▶ **TASK TO CARRY OUT**
Read the entries below and pull out each line with the string "kurangnya".
+++ DATA
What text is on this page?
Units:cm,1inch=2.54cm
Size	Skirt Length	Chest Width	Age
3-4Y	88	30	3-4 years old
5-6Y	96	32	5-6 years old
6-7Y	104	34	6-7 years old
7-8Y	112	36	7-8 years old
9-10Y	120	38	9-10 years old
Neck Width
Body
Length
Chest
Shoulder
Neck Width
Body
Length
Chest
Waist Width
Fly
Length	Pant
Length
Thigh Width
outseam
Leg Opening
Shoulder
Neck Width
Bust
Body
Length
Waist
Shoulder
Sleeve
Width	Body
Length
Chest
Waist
++++++
+++ DATA
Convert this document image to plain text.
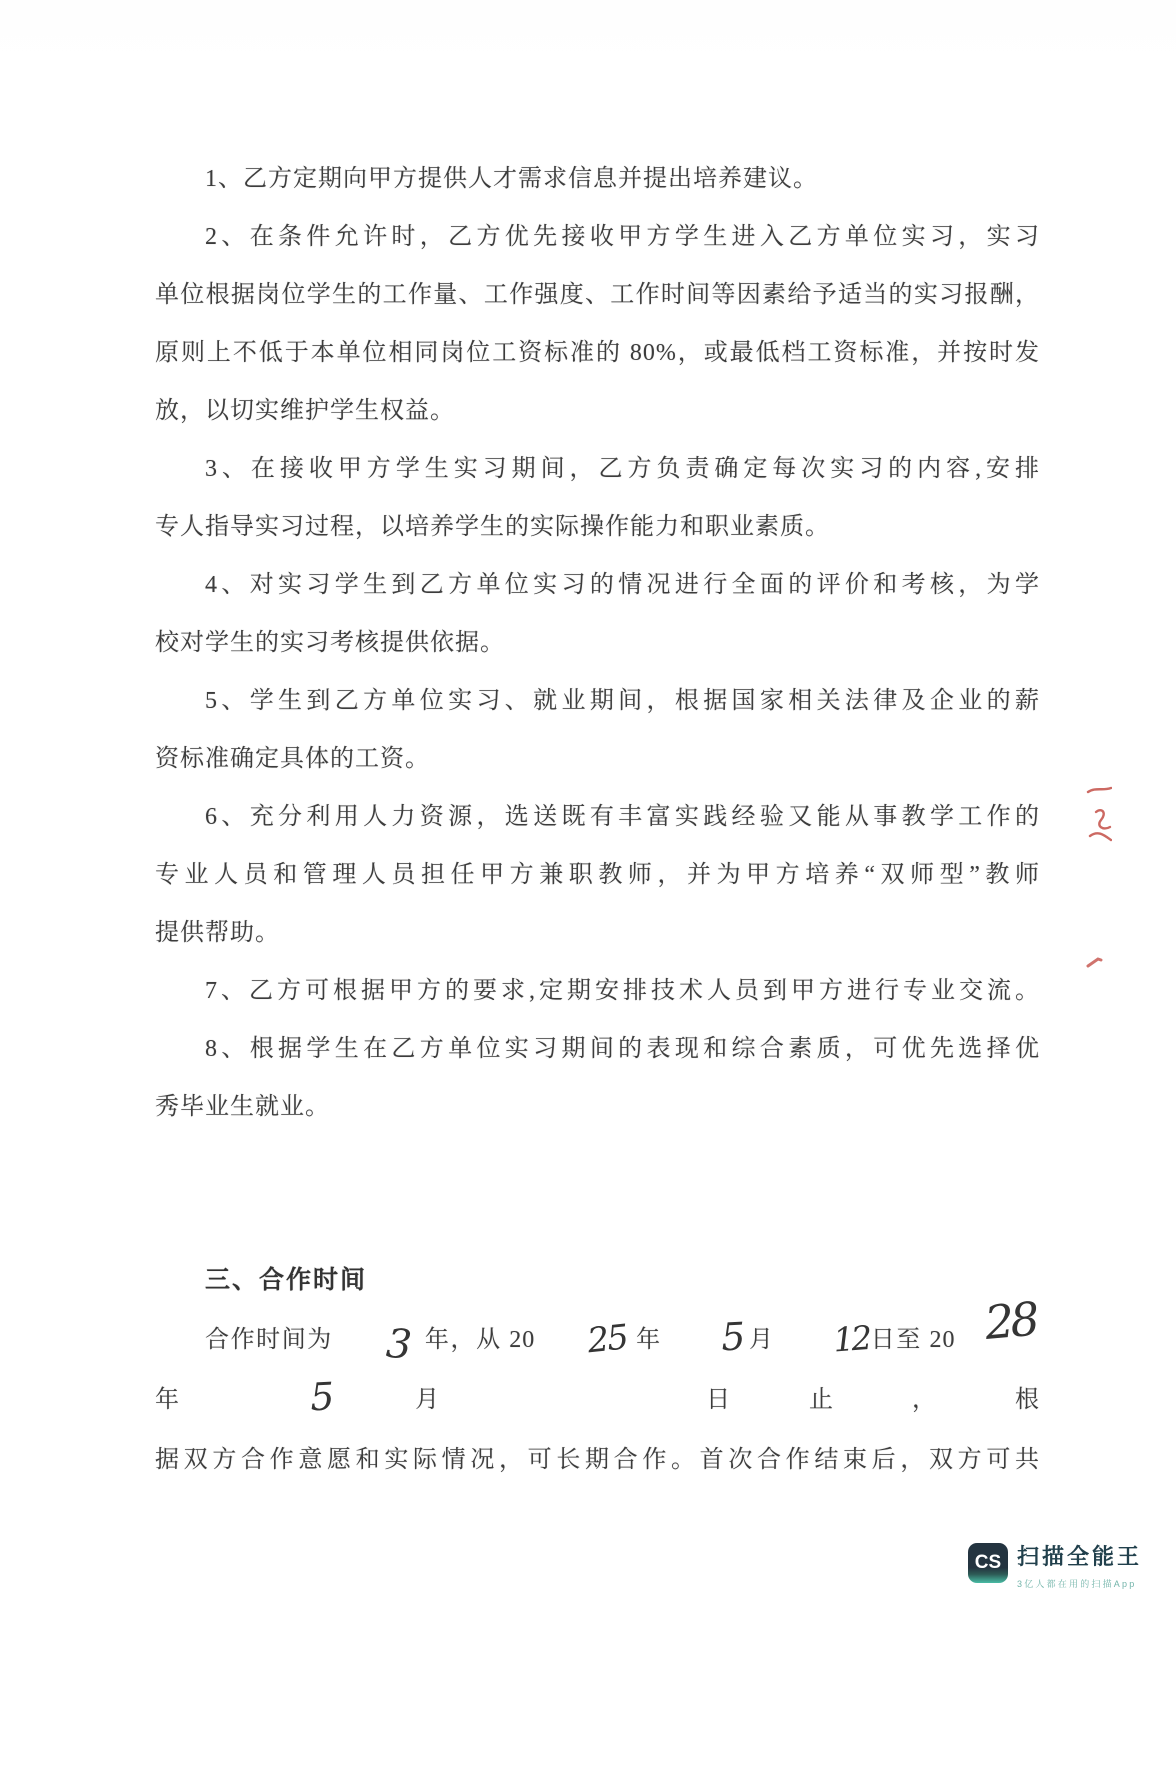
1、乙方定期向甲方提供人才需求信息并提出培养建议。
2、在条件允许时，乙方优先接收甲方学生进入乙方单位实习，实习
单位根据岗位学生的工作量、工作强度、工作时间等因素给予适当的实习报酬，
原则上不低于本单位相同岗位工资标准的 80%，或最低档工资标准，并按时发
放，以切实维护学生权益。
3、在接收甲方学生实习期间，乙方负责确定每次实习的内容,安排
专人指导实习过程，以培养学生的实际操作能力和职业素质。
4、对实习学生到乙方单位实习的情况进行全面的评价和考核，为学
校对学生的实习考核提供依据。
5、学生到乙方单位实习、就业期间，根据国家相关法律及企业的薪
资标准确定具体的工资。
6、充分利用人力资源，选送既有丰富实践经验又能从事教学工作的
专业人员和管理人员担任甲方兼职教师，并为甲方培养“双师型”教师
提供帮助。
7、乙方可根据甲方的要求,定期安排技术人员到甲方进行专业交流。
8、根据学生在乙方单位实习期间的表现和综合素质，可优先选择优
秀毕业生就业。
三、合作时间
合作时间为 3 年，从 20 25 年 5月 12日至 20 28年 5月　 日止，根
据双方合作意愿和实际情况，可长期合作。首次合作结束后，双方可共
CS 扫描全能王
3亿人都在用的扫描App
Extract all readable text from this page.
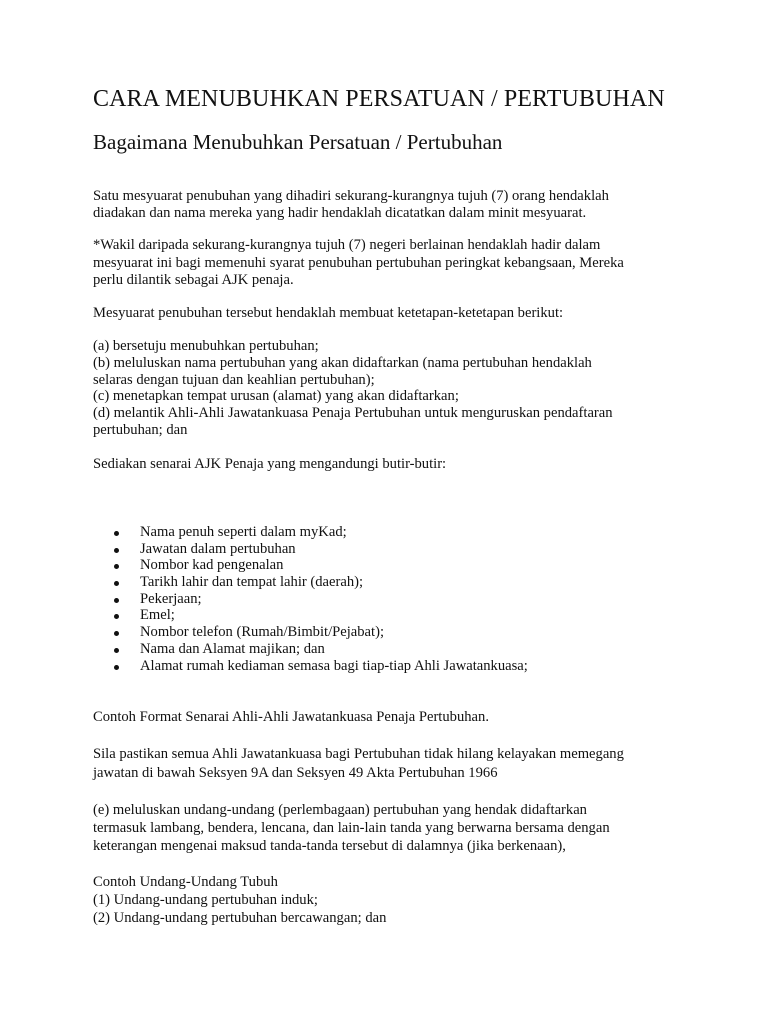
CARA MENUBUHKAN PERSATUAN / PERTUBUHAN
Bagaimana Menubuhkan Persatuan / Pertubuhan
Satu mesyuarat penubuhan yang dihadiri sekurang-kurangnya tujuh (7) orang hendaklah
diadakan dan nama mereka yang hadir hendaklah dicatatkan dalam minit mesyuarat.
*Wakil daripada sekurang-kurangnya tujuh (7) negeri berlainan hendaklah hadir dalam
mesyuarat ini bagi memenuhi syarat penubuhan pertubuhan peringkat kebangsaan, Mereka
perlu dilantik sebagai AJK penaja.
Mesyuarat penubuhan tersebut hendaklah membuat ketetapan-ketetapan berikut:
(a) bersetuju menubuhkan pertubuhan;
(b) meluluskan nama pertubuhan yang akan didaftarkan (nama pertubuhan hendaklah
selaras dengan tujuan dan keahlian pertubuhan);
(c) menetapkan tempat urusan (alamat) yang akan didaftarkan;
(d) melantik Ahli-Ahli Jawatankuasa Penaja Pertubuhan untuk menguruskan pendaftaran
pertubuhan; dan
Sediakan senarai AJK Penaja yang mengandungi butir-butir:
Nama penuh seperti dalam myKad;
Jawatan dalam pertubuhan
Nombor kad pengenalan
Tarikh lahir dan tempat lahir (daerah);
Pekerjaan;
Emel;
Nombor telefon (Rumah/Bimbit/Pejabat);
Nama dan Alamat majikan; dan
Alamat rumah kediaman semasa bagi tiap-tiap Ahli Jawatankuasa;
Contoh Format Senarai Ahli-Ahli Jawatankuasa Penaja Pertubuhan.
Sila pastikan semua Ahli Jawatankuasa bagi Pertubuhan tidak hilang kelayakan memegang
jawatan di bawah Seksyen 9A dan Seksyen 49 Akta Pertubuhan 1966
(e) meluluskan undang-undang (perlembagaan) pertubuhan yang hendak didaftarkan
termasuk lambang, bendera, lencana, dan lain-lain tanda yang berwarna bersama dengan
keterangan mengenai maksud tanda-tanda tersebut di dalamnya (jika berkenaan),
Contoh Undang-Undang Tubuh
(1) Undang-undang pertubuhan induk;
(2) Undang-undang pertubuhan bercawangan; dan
++++++
+++ DATA
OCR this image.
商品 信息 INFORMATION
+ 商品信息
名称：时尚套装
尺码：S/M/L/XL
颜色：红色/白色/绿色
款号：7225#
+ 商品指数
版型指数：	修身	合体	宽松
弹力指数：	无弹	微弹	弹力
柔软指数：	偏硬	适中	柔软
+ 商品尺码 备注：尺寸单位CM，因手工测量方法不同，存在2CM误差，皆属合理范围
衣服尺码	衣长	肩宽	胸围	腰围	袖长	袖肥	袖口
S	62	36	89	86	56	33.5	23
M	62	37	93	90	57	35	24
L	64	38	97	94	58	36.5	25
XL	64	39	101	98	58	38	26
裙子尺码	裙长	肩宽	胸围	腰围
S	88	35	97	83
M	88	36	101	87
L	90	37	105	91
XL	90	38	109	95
++++++
▶ **RESPONSE**
Satu mesyuarat penubuhan yang dihadiri sekurang-kurangnya tujuh (7) orang hendaklah
*Wakil daripada sekurang-kurangnya tujuh (7) negeri berlainan hendaklah hadir dalam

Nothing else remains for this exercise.